## START RECORDS TO PROCESS

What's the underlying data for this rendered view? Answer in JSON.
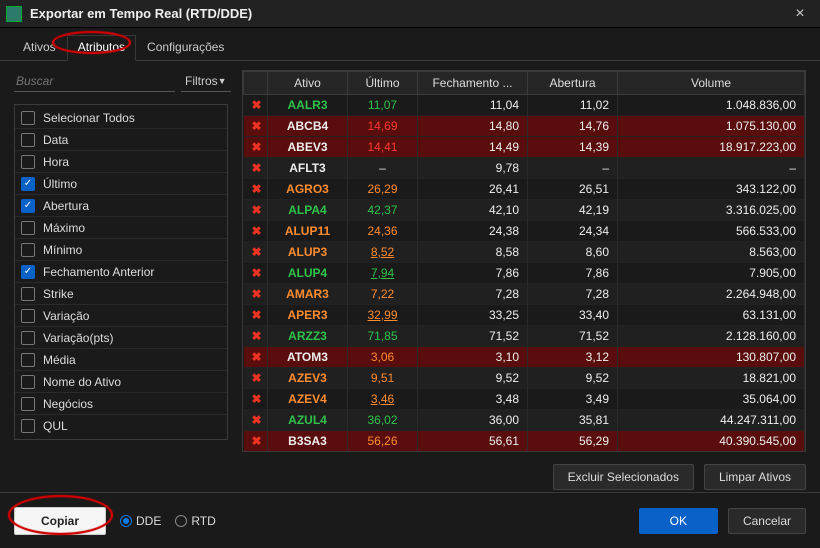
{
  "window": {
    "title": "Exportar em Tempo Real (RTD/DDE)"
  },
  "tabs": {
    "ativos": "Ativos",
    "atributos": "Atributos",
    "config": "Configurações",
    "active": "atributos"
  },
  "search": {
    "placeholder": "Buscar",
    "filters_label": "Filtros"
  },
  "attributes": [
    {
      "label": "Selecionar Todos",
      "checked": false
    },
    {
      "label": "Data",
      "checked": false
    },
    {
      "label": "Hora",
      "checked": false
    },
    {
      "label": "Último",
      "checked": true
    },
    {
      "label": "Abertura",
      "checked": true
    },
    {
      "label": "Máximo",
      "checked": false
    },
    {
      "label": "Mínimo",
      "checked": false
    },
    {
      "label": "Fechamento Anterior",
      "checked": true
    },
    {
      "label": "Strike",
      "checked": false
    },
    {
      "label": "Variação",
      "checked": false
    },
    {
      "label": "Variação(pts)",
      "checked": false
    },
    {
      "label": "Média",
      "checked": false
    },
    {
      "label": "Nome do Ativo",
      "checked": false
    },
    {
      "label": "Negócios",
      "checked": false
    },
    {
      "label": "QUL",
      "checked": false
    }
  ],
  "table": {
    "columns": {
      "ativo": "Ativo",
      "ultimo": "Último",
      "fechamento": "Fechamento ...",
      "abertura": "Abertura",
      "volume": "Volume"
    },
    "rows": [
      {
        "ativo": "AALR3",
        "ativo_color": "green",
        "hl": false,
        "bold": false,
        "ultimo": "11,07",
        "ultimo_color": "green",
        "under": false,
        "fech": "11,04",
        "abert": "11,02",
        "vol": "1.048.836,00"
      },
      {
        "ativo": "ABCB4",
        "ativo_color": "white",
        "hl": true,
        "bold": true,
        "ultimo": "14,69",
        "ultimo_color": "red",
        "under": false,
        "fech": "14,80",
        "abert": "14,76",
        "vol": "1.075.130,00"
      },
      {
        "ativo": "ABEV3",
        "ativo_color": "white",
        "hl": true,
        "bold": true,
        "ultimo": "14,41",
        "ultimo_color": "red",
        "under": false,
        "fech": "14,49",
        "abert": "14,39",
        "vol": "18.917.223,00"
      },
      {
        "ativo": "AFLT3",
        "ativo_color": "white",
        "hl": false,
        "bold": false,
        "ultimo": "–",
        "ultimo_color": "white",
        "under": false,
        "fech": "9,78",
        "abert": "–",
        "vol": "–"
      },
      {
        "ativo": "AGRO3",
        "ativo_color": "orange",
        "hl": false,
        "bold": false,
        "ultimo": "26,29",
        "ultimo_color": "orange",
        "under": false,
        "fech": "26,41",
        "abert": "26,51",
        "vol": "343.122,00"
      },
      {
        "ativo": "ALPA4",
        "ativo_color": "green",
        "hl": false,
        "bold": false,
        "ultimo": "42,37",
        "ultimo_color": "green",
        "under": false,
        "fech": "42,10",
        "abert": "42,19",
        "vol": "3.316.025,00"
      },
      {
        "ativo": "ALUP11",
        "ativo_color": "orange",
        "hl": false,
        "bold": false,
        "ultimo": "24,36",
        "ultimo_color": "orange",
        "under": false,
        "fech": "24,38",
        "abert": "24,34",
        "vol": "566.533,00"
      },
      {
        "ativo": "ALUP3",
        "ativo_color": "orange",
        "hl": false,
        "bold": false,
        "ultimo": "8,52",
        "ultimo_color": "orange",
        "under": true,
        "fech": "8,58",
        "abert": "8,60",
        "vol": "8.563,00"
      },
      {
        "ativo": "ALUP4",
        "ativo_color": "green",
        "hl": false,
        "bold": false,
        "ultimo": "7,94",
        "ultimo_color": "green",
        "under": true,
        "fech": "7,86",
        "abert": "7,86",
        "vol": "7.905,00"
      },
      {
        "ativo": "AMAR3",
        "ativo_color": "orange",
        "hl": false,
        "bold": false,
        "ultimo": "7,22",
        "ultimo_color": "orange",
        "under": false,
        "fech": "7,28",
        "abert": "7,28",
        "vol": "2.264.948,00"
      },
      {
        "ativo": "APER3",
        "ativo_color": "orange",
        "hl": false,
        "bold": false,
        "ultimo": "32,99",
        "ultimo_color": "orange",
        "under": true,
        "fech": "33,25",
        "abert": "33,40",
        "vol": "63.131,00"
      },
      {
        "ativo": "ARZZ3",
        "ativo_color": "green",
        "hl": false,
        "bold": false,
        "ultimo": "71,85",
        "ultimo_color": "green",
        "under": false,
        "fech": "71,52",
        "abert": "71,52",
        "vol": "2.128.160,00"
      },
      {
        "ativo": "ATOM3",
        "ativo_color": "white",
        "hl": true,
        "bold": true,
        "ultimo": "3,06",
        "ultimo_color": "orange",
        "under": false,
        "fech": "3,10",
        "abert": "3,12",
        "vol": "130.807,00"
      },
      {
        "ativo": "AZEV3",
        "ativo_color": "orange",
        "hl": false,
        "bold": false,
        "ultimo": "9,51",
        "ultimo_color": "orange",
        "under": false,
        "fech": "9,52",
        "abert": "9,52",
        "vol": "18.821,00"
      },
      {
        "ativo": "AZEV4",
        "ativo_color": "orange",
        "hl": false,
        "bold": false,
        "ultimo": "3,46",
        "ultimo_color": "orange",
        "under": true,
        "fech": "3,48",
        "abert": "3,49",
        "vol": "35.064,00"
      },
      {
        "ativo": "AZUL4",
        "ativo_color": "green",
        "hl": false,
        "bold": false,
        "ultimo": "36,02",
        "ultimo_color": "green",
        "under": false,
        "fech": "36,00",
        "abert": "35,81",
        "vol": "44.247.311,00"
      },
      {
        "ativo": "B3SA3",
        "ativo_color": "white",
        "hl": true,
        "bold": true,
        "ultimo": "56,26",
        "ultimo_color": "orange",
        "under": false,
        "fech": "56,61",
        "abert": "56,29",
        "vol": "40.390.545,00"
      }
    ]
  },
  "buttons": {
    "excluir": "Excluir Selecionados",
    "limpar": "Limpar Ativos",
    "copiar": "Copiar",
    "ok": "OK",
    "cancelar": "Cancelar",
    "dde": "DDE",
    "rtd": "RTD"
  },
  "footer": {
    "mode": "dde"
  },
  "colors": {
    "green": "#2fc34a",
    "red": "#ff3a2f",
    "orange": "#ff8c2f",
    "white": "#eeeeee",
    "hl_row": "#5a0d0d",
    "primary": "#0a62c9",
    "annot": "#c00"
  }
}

## END RECORDS TO PROCESS

▶ [EXERCISE] Each line above is to be copied verbatim. Drop any image from the copy.

▶ [EXERCISE OUTPUT]
What's the underlying data for this rendered view? Answer in JSON.
{
  "window": {
    "title": "Exportar em Tempo Real (RTD/DDE)"
  },
  "tabs": {
    "ativos": "Ativos",
    "atributos": "Atributos",
    "config": "Configurações",
    "active": "atributos"
  },
  "search": {
    "placeholder": "Buscar",
    "filters_label": "Filtros"
  },
  "attributes": [
    {
      "label": "Selecionar Todos",
      "checked": false
    },
    {
      "label": "Data",
      "checked": false
    },
    {
      "label": "Hora",
      "checked": false
    },
    {
      "label": "Último",
      "checked": true
    },
    {
      "label": "Abertura",
      "checked": true
    },
    {
      "label": "Máximo",
      "checked": false
    },
    {
      "label": "Mínimo",
      "checked": false
    },
    {
      "label": "Fechamento Anterior",
      "checked": true
    },
    {
      "label": "Strike",
      "checked": false
    },
    {
      "label": "Variação",
      "checked": false
    },
    {
      "label": "Variação(pts)",
      "checked": false
    },
    {
      "label": "Média",
      "checked": false
    },
    {
      "label": "Nome do Ativo",
      "checked": false
    },
    {
      "label": "Negócios",
      "checked": false
    },
    {
      "label": "QUL",
      "checked": false
    }
  ],
  "table": {
    "columns": {
      "ativo": "Ativo",
      "ultimo": "Último",
      "fechamento": "Fechamento ...",
      "abertura": "Abertura",
      "volume": "Volume"
    },
    "rows": [
      {
        "ativo": "AALR3",
        "ativo_color": "green",
        "hl": false,
        "bold": false,
        "ultimo": "11,07",
        "ultimo_color": "green",
        "under": false,
        "fech": "11,04",
        "abert": "11,02",
        "vol": "1.048.836,00"
      },
      {
        "ativo": "ABCB4",
        "ativo_color": "white",
        "hl": true,
        "bold": true,
        "ultimo": "14,69",
        "ultimo_color": "red",
        "under": false,
        "fech": "14,80",
        "abert": "14,76",
        "vol": "1.075.130,00"
      },
      {
        "ativo": "ABEV3",
        "ativo_color": "white",
        "hl": true,
        "bold": true,
        "ultimo": "14,41",
        "ultimo_color": "red",
        "under": false,
        "fech": "14,49",
        "abert": "14,39",
        "vol": "18.917.223,00"
      },
      {
        "ativo": "AFLT3",
        "ativo_color": "white",
        "hl": false,
        "bold": false,
        "ultimo": "–",
        "ultimo_color": "white",
        "under": false,
        "fech": "9,78",
        "abert": "–",
        "vol": "–"
      },
      {
        "ativo": "AGRO3",
        "ativo_color": "orange",
        "hl": false,
        "bold": false,
        "ultimo": "26,29",
        "ultimo_color": "orange",
        "under": false,
        "fech": "26,41",
        "abert": "26,51",
        "vol": "343.122,00"
      },
      {
        "ativo": "ALPA4",
        "ativo_color": "green",
        "hl": false,
        "bold": false,
        "ultimo": "42,37",
        "ultimo_color": "green",
        "under": false,
        "fech": "42,10",
        "abert": "42,19",
        "vol": "3.316.025,00"
      },
      {
        "ativo": "ALUP11",
        "ativo_color": "orange",
        "hl": false,
        "bold": false,
        "ultimo": "24,36",
        "ultimo_color": "orange",
        "under": false,
        "fech": "24,38",
        "abert": "24,34",
        "vol": "566.533,00"
      },
      {
        "ativo": "ALUP3",
        "ativo_color": "orange",
        "hl": false,
        "bold": false,
        "ultimo": "8,52",
        "ultimo_color": "orange",
        "under": true,
        "fech": "8,58",
        "abert": "8,60",
        "vol": "8.563,00"
      },
      {
        "ativo": "ALUP4",
        "ativo_color": "green",
        "hl": false,
        "bold": false,
        "ultimo": "7,94",
        "ultimo_color": "green",
        "under": true,
        "fech": "7,86",
        "abert": "7,86",
        "vol": "7.905,00"
      },
      {
        "ativo": "AMAR3",
        "ativo_color": "orange",
        "hl": false,
        "bold": false,
        "ultimo": "7,22",
        "ultimo_color": "orange",
        "under": false,
        "fech": "7,28",
        "abert": "7,28",
        "vol": "2.264.948,00"
      },
      {
        "ativo": "APER3",
        "ativo_color": "orange",
        "hl": false,
        "bold": false,
        "ultimo": "32,99",
        "ultimo_color": "orange",
        "under": true,
        "fech": "33,25",
        "abert": "33,40",
        "vol": "63.131,00"
      },
      {
        "ativo": "ARZZ3",
        "ativo_color": "green",
        "hl": false,
        "bold": false,
        "ultimo": "71,85",
        "ultimo_color": "green",
        "under": false,
        "fech": "71,52",
        "abert": "71,52",
        "vol": "2.128.160,00"
      },
      {
        "ativo": "ATOM3",
        "ativo_color": "white",
        "hl": true,
        "bold": true,
        "ultimo": "3,06",
        "ultimo_color": "orange",
        "under": false,
        "fech": "3,10",
        "abert": "3,12",
        "vol": "130.807,00"
      },
      {
        "ativo": "AZEV3",
        "ativo_color": "orange",
        "hl": false,
        "bold": false,
        "ultimo": "9,51",
        "ultimo_color": "orange",
        "under": false,
        "fech": "9,52",
        "abert": "9,52",
        "vol": "18.821,00"
      },
      {
        "ativo": "AZEV4",
        "ativo_color": "orange",
        "hl": false,
        "bold": false,
        "ultimo": "3,46",
        "ultimo_color": "orange",
        "under": true,
        "fech": "3,48",
        "abert": "3,49",
        "vol": "35.064,00"
      },
      {
        "ativo": "AZUL4",
        "ativo_color": "green",
        "hl": false,
        "bold": false,
        "ultimo": "36,02",
        "ultimo_color": "green",
        "under": false,
        "fech": "36,00",
        "abert": "35,81",
        "vol": "44.247.311,00"
      },
      {
        "ativo": "B3SA3",
        "ativo_color": "white",
        "hl": true,
        "bold": true,
        "ultimo": "56,26",
        "ultimo_color": "orange",
        "under": false,
        "fech": "56,61",
        "abert": "56,29",
        "vol": "40.390.545,00"
      }
    ]
  },
  "buttons": {
    "excluir": "Excluir Selecionados",
    "limpar": "Limpar Ativos",
    "copiar": "Copiar",
    "ok": "OK",
    "cancelar": "Cancelar",
    "dde": "DDE",
    "rtd": "RTD"
  },
  "footer": {
    "mode": "dde"
  },
  "colors": {
    "green": "#2fc34a",
    "red": "#ff3a2f",
    "orange": "#ff8c2f",
    "white": "#eeeeee",
    "hl_row": "#5a0d0d",
    "primary": "#0a62c9",
    "annot": "#c00"
  }
}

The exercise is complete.